[Extracted records]
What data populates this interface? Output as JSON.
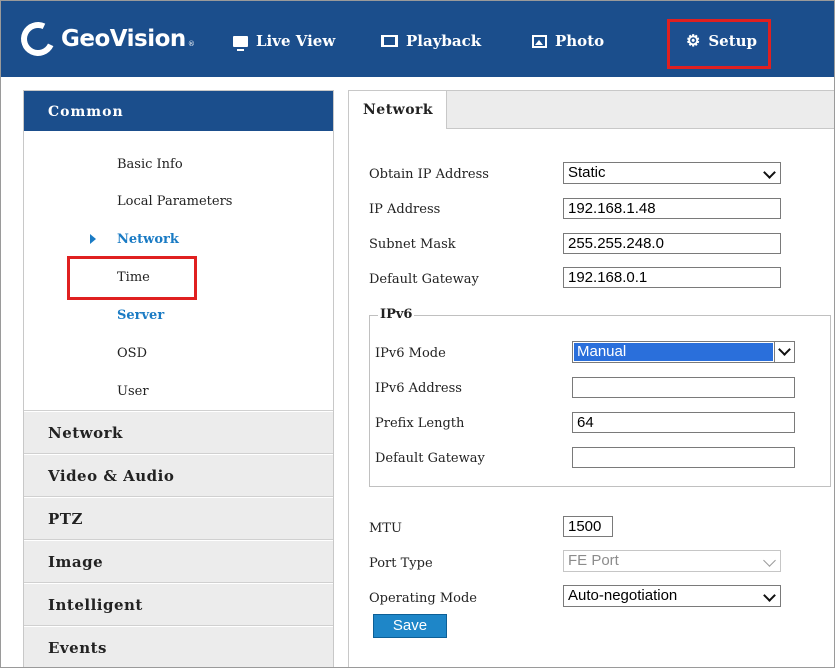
{
  "app": {
    "logo_text": "GeoVision",
    "logo_sup": "®"
  },
  "nav": {
    "items": [
      {
        "label": "Live View",
        "icon": "monitor-icon"
      },
      {
        "label": "Playback",
        "icon": "film-icon"
      },
      {
        "label": "Photo",
        "icon": "photo-icon"
      },
      {
        "label": "Setup",
        "icon": "gear-icon"
      }
    ],
    "active": "Setup"
  },
  "sidebar": {
    "header": "Common",
    "sub_items": [
      "Basic Info",
      "Local Parameters",
      "Network",
      "Time",
      "Server",
      "OSD",
      "User"
    ],
    "active_sub": "Network",
    "categories": [
      "Network",
      "Video & Audio",
      "PTZ",
      "Image",
      "Intelligent",
      "Events"
    ]
  },
  "content": {
    "tab": "Network",
    "obtain_ip": {
      "label": "Obtain IP Address",
      "value": "Static"
    },
    "ip_address": {
      "label": "IP Address",
      "value": "192.168.1.48"
    },
    "subnet_mask": {
      "label": "Subnet Mask",
      "value": "255.255.248.0"
    },
    "default_gateway": {
      "label": "Default Gateway",
      "value": "192.168.0.1"
    },
    "ipv6": {
      "legend": "IPv6",
      "mode": {
        "label": "IPv6 Mode",
        "value": "Manual"
      },
      "address": {
        "label": "IPv6 Address",
        "value": ""
      },
      "prefix_length": {
        "label": "Prefix Length",
        "value": "64"
      },
      "default_gateway": {
        "label": "Default Gateway",
        "value": ""
      }
    },
    "mtu": {
      "label": "MTU",
      "value": "1500"
    },
    "port_type": {
      "label": "Port Type",
      "value": "FE Port"
    },
    "operating_mode": {
      "label": "Operating Mode",
      "value": "Auto-negotiation"
    },
    "save_label": "Save"
  },
  "colors": {
    "nav_bg": "#1b4e8c",
    "accent": "#1a7bc4",
    "highlight": "#e02020",
    "save_button": "#1e86c8"
  }
}
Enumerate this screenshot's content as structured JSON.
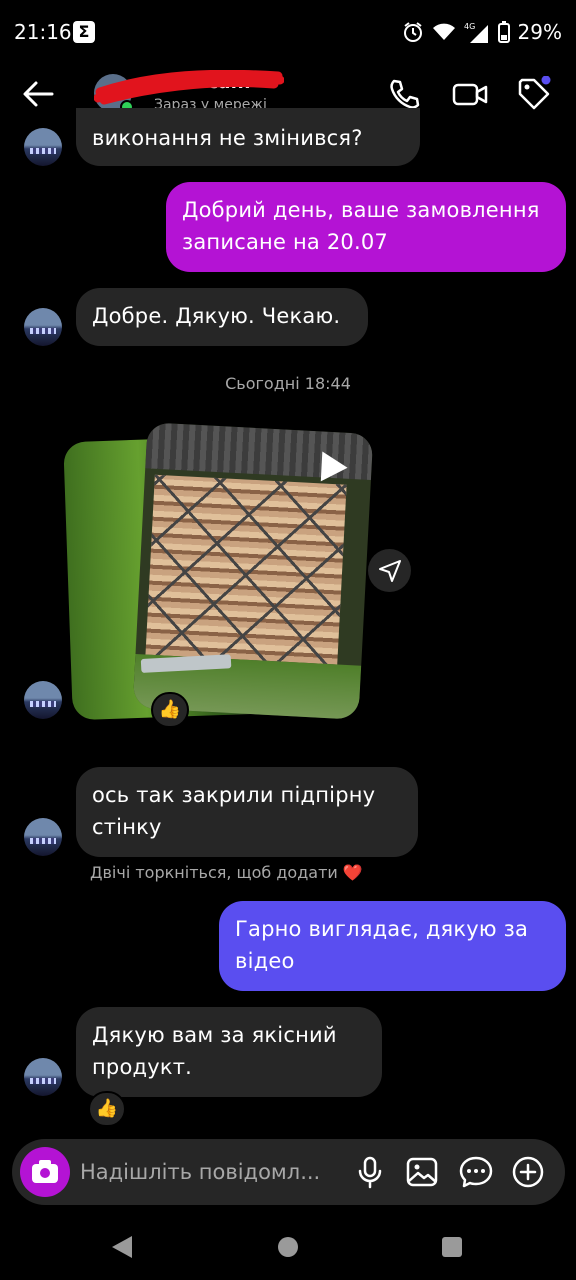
{
  "status_bar": {
    "time": "21:16",
    "notification_glyph": "Σ",
    "battery_percent": "29%",
    "icons": [
      "alarm-icon",
      "wifi-icon",
      "signal-4g-icon",
      "battery-icon"
    ]
  },
  "header": {
    "contact_name": "Алекса...",
    "contact_status": "Зараз у мережі",
    "icons": [
      "back-arrow-icon",
      "phone-icon",
      "video-call-icon",
      "tag-icon"
    ],
    "accent_color": "#5a4ef0"
  },
  "messages": [
    {
      "from": "contact",
      "text": "виконання не змінився?"
    },
    {
      "from": "me",
      "text": "Добрий день, ваше замовлення записане на 20.07"
    },
    {
      "from": "contact",
      "text": "Добре. Дякую. Чекаю."
    },
    {
      "from": "contact",
      "type": "video",
      "reaction": "👍"
    },
    {
      "from": "contact",
      "text": "ось так закрили підпірну стінку"
    },
    {
      "from": "me",
      "text": "Гарно виглядає, дякую за відео"
    },
    {
      "from": "contact",
      "text": "Дякую вам за якісний продукт.",
      "reaction": "👍"
    }
  ],
  "timestamp": "Сьогодні 18:44",
  "hint": "Двічі торкніться, щоб додати ❤️",
  "composer": {
    "placeholder": "Надішліть повідомл...",
    "icons": [
      "camera-icon",
      "microphone-icon",
      "gallery-icon",
      "sticker-chat-icon",
      "plus-circle-icon"
    ]
  },
  "colors": {
    "sent_purple": "#b413d4",
    "sent_blue": "#5a4ef0",
    "received": "#262626",
    "background": "#000000"
  }
}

Exercise objective
Reproduce the records above exactly, leaving out every picture they contain.

Finished task
What data populates this interface? Output as JSON.
{
  "app": {
    "logo_text": "GeoVision",
    "logo_sup": "®"
  },
  "nav": {
    "items": [
      {
        "label": "Live View",
        "icon": "monitor-icon"
      },
      {
        "label": "Playback",
        "icon": "film-icon"
      },
      {
        "label": "Photo",
        "icon": "photo-icon"
      },
      {
        "label": "Setup",
        "icon": "gear-icon"
      }
    ],
    "active": "Setup"
  },
  "sidebar": {
    "header": "Common",
    "sub_items": [
      "Basic Info",
      "Local Parameters",
      "Network",
      "Time",
      "Server",
      "OSD",
      "User"
    ],
    "active_sub": "Network",
    "categories": [
      "Network",
      "Video & Audio",
      "PTZ",
      "Image",
      "Intelligent",
      "Events"
    ]
  },
  "content": {
    "tab": "Network",
    "obtain_ip": {
      "label": "Obtain IP Address",
      "value": "Static"
    },
    "ip_address": {
      "label": "IP Address",
      "value": "192.168.1.48"
    },
    "subnet_mask": {
      "label": "Subnet Mask",
      "value": "255.255.248.0"
    },
    "default_gateway": {
      "label": "Default Gateway",
      "value": "192.168.0.1"
    },
    "ipv6": {
      "legend": "IPv6",
      "mode": {
        "label": "IPv6 Mode",
        "value": "Manual"
      },
      "address": {
        "label": "IPv6 Address",
        "value": ""
      },
      "prefix_length": {
        "label": "Prefix Length",
        "value": "64"
      },
      "default_gateway": {
        "label": "Default Gateway",
        "value": ""
      }
    },
    "mtu": {
      "label": "MTU",
      "value": "1500"
    },
    "port_type": {
      "label": "Port Type",
      "value": "FE Port"
    },
    "operating_mode": {
      "label": "Operating Mode",
      "value": "Auto-negotiation"
    },
    "save_label": "Save"
  },
  "colors": {
    "nav_bg": "#1b4e8c",
    "accent": "#1a7bc4",
    "highlight": "#e02020",
    "save_button": "#1e86c8"
  }
}
Enumerate this screenshot's content as structured JSON.
{
  "status_bar": {
    "time": "21:16",
    "notification_glyph": "Σ",
    "battery_percent": "29%",
    "icons": [
      "alarm-icon",
      "wifi-icon",
      "signal-4g-icon",
      "battery-icon"
    ]
  },
  "header": {
    "contact_name": "Алекса...",
    "contact_status": "Зараз у мережі",
    "icons": [
      "back-arrow-icon",
      "phone-icon",
      "video-call-icon",
      "tag-icon"
    ],
    "accent_color": "#5a4ef0"
  },
  "messages": [
    {
      "from": "contact",
      "text": "виконання не змінився?"
    },
    {
      "from": "me",
      "text": "Добрий день, ваше замовлення записане на 20.07"
    },
    {
      "from": "contact",
      "text": "Добре. Дякую. Чекаю."
    },
    {
      "from": "contact",
      "type": "video",
      "reaction": "👍"
    },
    {
      "from": "contact",
      "text": "ось так закрили підпірну стінку"
    },
    {
      "from": "me",
      "text": "Гарно виглядає, дякую за відео"
    },
    {
      "from": "contact",
      "text": "Дякую вам за якісний продукт.",
      "reaction": "👍"
    }
  ],
  "timestamp": "Сьогодні 18:44",
  "hint": "Двічі торкніться, щоб додати ❤️",
  "composer": {
    "placeholder": "Надішліть повідомл...",
    "icons": [
      "camera-icon",
      "microphone-icon",
      "gallery-icon",
      "sticker-chat-icon",
      "plus-circle-icon"
    ]
  },
  "colors": {
    "sent_purple": "#b413d4",
    "sent_blue": "#5a4ef0",
    "received": "#262626",
    "background": "#000000"
  }
}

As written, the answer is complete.